▼
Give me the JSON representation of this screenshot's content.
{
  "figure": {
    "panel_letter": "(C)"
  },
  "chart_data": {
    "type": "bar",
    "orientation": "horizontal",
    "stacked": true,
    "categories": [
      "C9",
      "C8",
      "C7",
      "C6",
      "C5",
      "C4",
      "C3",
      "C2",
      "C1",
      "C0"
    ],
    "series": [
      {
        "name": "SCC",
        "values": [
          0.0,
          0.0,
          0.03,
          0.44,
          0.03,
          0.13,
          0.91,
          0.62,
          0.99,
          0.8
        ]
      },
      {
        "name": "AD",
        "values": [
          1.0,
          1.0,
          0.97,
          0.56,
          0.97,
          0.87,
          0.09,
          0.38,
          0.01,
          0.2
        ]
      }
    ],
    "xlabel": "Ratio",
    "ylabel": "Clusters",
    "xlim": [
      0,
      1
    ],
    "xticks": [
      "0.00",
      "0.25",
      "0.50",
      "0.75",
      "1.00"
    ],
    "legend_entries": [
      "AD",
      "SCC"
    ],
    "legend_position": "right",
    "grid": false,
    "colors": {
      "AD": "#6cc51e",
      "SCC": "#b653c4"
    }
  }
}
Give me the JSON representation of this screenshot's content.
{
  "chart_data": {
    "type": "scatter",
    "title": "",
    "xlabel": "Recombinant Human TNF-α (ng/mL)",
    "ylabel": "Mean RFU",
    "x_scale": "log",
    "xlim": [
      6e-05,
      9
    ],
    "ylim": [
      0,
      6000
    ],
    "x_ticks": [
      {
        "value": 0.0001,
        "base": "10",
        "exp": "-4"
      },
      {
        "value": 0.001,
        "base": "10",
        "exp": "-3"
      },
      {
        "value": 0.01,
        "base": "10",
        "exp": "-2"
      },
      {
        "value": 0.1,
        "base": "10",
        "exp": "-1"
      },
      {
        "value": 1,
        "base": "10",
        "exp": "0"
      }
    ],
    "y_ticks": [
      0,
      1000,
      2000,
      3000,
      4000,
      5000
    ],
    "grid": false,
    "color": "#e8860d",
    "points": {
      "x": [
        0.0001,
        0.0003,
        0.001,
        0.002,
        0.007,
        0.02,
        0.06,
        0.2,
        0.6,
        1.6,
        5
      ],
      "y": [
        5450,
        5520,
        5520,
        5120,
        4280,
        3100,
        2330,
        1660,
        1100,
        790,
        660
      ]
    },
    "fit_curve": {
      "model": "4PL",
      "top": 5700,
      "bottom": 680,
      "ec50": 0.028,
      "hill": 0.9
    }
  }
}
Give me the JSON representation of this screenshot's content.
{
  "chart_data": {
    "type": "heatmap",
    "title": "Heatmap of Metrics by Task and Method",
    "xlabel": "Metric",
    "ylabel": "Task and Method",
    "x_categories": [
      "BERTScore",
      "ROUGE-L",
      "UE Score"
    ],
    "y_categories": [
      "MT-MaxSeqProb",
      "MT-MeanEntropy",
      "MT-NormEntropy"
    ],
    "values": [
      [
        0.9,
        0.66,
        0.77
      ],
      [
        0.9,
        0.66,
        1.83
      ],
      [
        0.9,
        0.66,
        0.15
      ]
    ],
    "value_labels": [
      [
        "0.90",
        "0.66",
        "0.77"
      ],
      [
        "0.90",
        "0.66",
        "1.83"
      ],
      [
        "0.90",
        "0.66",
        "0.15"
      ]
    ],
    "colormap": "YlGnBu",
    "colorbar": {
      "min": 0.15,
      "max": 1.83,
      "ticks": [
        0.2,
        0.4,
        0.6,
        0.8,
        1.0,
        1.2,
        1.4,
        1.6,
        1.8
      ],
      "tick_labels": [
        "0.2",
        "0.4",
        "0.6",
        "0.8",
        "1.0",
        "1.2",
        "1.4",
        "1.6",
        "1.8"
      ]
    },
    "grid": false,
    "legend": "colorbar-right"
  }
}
▲
* **Objective**: Reproduce each record exactly as it appears.

* **Expected answer**:
Give me the JSON representation of this screenshot's content.
{
  "figure": {
    "panel_letter": "(C)"
  },
  "chart_data": {
    "type": "bar",
    "orientation": "horizontal",
    "stacked": true,
    "categories": [
      "C9",
      "C8",
      "C7",
      "C6",
      "C5",
      "C4",
      "C3",
      "C2",
      "C1",
      "C0"
    ],
    "series": [
      {
        "name": "SCC",
        "values": [
          0.0,
          0.0,
          0.03,
          0.44,
          0.03,
          0.13,
          0.91,
          0.62,
          0.99,
          0.8
        ]
      },
      {
        "name": "AD",
        "values": [
          1.0,
          1.0,
          0.97,
          0.56,
          0.97,
          0.87,
          0.09,
          0.38,
          0.01,
          0.2
        ]
      }
    ],
    "xlabel": "Ratio",
    "ylabel": "Clusters",
    "xlim": [
      0,
      1
    ],
    "xticks": [
      "0.00",
      "0.25",
      "0.50",
      "0.75",
      "1.00"
    ],
    "legend_entries": [
      "AD",
      "SCC"
    ],
    "legend_position": "right",
    "grid": false,
    "colors": {
      "AD": "#6cc51e",
      "SCC": "#b653c4"
    }
  }
}
Give me the JSON representation of this screenshot's content.
{
  "chart_data": {
    "type": "scatter",
    "title": "",
    "xlabel": "Recombinant Human TNF-α (ng/mL)",
    "ylabel": "Mean RFU",
    "x_scale": "log",
    "xlim": [
      6e-05,
      9
    ],
    "ylim": [
      0,
      6000
    ],
    "x_ticks": [
      {
        "value": 0.0001,
        "base": "10",
        "exp": "-4"
      },
      {
        "value": 0.001,
        "base": "10",
        "exp": "-3"
      },
      {
        "value": 0.01,
        "base": "10",
        "exp": "-2"
      },
      {
        "value": 0.1,
        "base": "10",
        "exp": "-1"
      },
      {
        "value": 1,
        "base": "10",
        "exp": "0"
      }
    ],
    "y_ticks": [
      0,
      1000,
      2000,
      3000,
      4000,
      5000
    ],
    "grid": false,
    "color": "#e8860d",
    "points": {
      "x": [
        0.0001,
        0.0003,
        0.001,
        0.002,
        0.007,
        0.02,
        0.06,
        0.2,
        0.6,
        1.6,
        5
      ],
      "y": [
        5450,
        5520,
        5520,
        5120,
        4280,
        3100,
        2330,
        1660,
        1100,
        790,
        660
      ]
    },
    "fit_curve": {
      "model": "4PL",
      "top": 5700,
      "bottom": 680,
      "ec50": 0.028,
      "hill": 0.9
    }
  }
}
Give me the JSON representation of this screenshot's content.
{
  "chart_data": {
    "type": "heatmap",
    "title": "Heatmap of Metrics by Task and Method",
    "xlabel": "Metric",
    "ylabel": "Task and Method",
    "x_categories": [
      "BERTScore",
      "ROUGE-L",
      "UE Score"
    ],
    "y_categories": [
      "MT-MaxSeqProb",
      "MT-MeanEntropy",
      "MT-NormEntropy"
    ],
    "values": [
      [
        0.9,
        0.66,
        0.77
      ],
      [
        0.9,
        0.66,
        1.83
      ],
      [
        0.9,
        0.66,
        0.15
      ]
    ],
    "value_labels": [
      [
        "0.90",
        "0.66",
        "0.77"
      ],
      [
        "0.90",
        "0.66",
        "1.83"
      ],
      [
        "0.90",
        "0.66",
        "0.15"
      ]
    ],
    "colormap": "YlGnBu",
    "colorbar": {
      "min": 0.15,
      "max": 1.83,
      "ticks": [
        0.2,
        0.4,
        0.6,
        0.8,
        1.0,
        1.2,
        1.4,
        1.6,
        1.8
      ],
      "tick_labels": [
        "0.2",
        "0.4",
        "0.6",
        "0.8",
        "1.0",
        "1.2",
        "1.4",
        "1.6",
        "1.8"
      ]
    },
    "grid": false,
    "legend": "colorbar-right"
  }
}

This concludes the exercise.